- _Aim of the exercise_: Each line of the material must be returned exactly.

##### Supplied information

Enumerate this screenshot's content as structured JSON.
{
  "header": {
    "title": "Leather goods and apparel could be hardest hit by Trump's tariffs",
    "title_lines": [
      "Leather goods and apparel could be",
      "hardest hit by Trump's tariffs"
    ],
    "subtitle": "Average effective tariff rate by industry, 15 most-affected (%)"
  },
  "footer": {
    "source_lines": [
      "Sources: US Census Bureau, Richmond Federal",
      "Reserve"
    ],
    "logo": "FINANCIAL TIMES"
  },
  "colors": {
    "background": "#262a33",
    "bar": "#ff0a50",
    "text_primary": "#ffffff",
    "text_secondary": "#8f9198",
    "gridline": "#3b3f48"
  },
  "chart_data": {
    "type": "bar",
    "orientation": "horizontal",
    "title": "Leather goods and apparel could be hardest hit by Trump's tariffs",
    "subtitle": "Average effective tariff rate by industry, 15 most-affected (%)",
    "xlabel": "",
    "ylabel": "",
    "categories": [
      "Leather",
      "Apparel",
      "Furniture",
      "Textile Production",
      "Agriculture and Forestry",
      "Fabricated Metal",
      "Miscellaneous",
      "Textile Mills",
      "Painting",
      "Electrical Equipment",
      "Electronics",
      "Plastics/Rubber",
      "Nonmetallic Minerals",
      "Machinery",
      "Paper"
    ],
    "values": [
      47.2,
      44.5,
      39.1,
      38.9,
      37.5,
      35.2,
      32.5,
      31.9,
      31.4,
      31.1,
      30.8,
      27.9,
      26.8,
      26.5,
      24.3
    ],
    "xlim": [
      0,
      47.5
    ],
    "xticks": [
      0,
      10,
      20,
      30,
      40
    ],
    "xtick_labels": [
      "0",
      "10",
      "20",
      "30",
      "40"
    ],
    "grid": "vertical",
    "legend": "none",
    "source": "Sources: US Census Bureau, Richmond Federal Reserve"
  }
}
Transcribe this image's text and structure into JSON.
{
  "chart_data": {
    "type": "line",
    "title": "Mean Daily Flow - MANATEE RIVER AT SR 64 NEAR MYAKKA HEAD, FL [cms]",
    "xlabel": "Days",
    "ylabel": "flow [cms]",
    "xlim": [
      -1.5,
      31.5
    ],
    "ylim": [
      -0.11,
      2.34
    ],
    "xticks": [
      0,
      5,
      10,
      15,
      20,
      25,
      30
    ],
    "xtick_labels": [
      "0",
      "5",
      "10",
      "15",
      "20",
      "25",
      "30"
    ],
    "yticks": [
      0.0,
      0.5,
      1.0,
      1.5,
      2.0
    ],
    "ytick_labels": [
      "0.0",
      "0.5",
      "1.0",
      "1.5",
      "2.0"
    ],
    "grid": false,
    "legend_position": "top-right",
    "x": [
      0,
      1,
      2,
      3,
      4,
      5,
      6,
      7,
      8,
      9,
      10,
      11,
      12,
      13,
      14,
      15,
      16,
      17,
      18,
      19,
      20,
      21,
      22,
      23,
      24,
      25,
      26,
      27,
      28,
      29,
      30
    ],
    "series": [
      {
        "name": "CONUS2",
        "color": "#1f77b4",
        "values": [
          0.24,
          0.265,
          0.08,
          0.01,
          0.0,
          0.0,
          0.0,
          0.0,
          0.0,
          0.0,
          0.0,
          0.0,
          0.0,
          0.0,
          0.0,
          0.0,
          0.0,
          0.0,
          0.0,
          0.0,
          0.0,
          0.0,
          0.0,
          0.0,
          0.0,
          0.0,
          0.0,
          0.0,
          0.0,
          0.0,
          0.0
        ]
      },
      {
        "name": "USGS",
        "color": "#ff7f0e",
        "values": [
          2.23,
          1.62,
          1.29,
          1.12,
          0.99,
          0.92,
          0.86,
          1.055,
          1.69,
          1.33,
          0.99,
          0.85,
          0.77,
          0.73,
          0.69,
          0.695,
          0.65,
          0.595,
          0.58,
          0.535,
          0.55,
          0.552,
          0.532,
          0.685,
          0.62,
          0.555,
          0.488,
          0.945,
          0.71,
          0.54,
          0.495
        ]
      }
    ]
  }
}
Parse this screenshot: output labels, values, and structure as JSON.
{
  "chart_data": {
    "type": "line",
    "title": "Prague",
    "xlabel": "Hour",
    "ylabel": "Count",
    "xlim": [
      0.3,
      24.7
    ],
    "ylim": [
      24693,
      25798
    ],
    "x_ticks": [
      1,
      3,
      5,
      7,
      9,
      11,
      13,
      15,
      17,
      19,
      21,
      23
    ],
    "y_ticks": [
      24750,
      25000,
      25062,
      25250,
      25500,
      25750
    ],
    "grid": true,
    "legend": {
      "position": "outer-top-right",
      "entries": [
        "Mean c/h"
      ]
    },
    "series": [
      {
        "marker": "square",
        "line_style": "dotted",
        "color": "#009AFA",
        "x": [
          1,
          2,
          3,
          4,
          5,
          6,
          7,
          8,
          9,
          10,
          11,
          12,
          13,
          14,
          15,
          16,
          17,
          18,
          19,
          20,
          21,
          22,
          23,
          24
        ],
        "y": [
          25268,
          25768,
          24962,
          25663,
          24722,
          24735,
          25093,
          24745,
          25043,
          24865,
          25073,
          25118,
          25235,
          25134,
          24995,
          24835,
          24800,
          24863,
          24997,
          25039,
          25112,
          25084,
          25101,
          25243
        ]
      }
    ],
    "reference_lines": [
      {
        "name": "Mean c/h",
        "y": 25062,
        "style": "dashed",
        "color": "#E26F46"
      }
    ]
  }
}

##########

- _Output of the exercise_:
Enumerate this screenshot's content as structured JSON.
{
  "header": {
    "title": "Leather goods and apparel could be hardest hit by Trump's tariffs",
    "title_lines": [
      "Leather goods and apparel could be",
      "hardest hit by Trump's tariffs"
    ],
    "subtitle": "Average effective tariff rate by industry, 15 most-affected (%)"
  },
  "footer": {
    "source_lines": [
      "Sources: US Census Bureau, Richmond Federal",
      "Reserve"
    ],
    "logo": "FINANCIAL TIMES"
  },
  "colors": {
    "background": "#262a33",
    "bar": "#ff0a50",
    "text_primary": "#ffffff",
    "text_secondary": "#8f9198",
    "gridline": "#3b3f48"
  },
  "chart_data": {
    "type": "bar",
    "orientation": "horizontal",
    "title": "Leather goods and apparel could be hardest hit by Trump's tariffs",
    "subtitle": "Average effective tariff rate by industry, 15 most-affected (%)",
    "xlabel": "",
    "ylabel": "",
    "categories": [
      "Leather",
      "Apparel",
      "Furniture",
      "Textile Production",
      "Agriculture and Forestry",
      "Fabricated Metal",
      "Miscellaneous",
      "Textile Mills",
      "Painting",
      "Electrical Equipment",
      "Electronics",
      "Plastics/Rubber",
      "Nonmetallic Minerals",
      "Machinery",
      "Paper"
    ],
    "values": [
      47.2,
      44.5,
      39.1,
      38.9,
      37.5,
      35.2,
      32.5,
      31.9,
      31.4,
      31.1,
      30.8,
      27.9,
      26.8,
      26.5,
      24.3
    ],
    "xlim": [
      0,
      47.5
    ],
    "xticks": [
      0,
      10,
      20,
      30,
      40
    ],
    "xtick_labels": [
      "0",
      "10",
      "20",
      "30",
      "40"
    ],
    "grid": "vertical",
    "legend": "none",
    "source": "Sources: US Census Bureau, Richmond Federal Reserve"
  }
}
Transcribe this image's text and structure into JSON.
{
  "chart_data": {
    "type": "line",
    "title": "Mean Daily Flow - MANATEE RIVER AT SR 64 NEAR MYAKKA HEAD, FL [cms]",
    "xlabel": "Days",
    "ylabel": "flow [cms]",
    "xlim": [
      -1.5,
      31.5
    ],
    "ylim": [
      -0.11,
      2.34
    ],
    "xticks": [
      0,
      5,
      10,
      15,
      20,
      25,
      30
    ],
    "xtick_labels": [
      "0",
      "5",
      "10",
      "15",
      "20",
      "25",
      "30"
    ],
    "yticks": [
      0.0,
      0.5,
      1.0,
      1.5,
      2.0
    ],
    "ytick_labels": [
      "0.0",
      "0.5",
      "1.0",
      "1.5",
      "2.0"
    ],
    "grid": false,
    "legend_position": "top-right",
    "x": [
      0,
      1,
      2,
      3,
      4,
      5,
      6,
      7,
      8,
      9,
      10,
      11,
      12,
      13,
      14,
      15,
      16,
      17,
      18,
      19,
      20,
      21,
      22,
      23,
      24,
      25,
      26,
      27,
      28,
      29,
      30
    ],
    "series": [
      {
        "name": "CONUS2",
        "color": "#1f77b4",
        "values": [
          0.24,
          0.265,
          0.08,
          0.01,
          0.0,
          0.0,
          0.0,
          0.0,
          0.0,
          0.0,
          0.0,
          0.0,
          0.0,
          0.0,
          0.0,
          0.0,
          0.0,
          0.0,
          0.0,
          0.0,
          0.0,
          0.0,
          0.0,
          0.0,
          0.0,
          0.0,
          0.0,
          0.0,
          0.0,
          0.0,
          0.0
        ]
      },
      {
        "name": "USGS",
        "color": "#ff7f0e",
        "values": [
          2.23,
          1.62,
          1.29,
          1.12,
          0.99,
          0.92,
          0.86,
          1.055,
          1.69,
          1.33,
          0.99,
          0.85,
          0.77,
          0.73,
          0.69,
          0.695,
          0.65,
          0.595,
          0.58,
          0.535,
          0.55,
          0.552,
          0.532,
          0.685,
          0.62,
          0.555,
          0.488,
          0.945,
          0.71,
          0.54,
          0.495
        ]
      }
    ]
  }
}
Parse this screenshot: output labels, values, and structure as JSON.
{
  "chart_data": {
    "type": "line",
    "title": "Prague",
    "xlabel": "Hour",
    "ylabel": "Count",
    "xlim": [
      0.3,
      24.7
    ],
    "ylim": [
      24693,
      25798
    ],
    "x_ticks": [
      1,
      3,
      5,
      7,
      9,
      11,
      13,
      15,
      17,
      19,
      21,
      23
    ],
    "y_ticks": [
      24750,
      25000,
      25062,
      25250,
      25500,
      25750
    ],
    "grid": true,
    "legend": {
      "position": "outer-top-right",
      "entries": [
        "Mean c/h"
      ]
    },
    "series": [
      {
        "marker": "square",
        "line_style": "dotted",
        "color": "#009AFA",
        "x": [
          1,
          2,
          3,
          4,
          5,
          6,
          7,
          8,
          9,
          10,
          11,
          12,
          13,
          14,
          15,
          16,
          17,
          18,
          19,
          20,
          21,
          22,
          23,
          24
        ],
        "y": [
          25268,
          25768,
          24962,
          25663,
          24722,
          24735,
          25093,
          24745,
          25043,
          24865,
          25073,
          25118,
          25235,
          25134,
          24995,
          24835,
          24800,
          24863,
          24997,
          25039,
          25112,
          25084,
          25101,
          25243
        ]
      }
    ],
    "reference_lines": [
      {
        "name": "Mean c/h",
        "y": 25062,
        "style": "dashed",
        "color": "#E26F46"
      }
    ]
  }
}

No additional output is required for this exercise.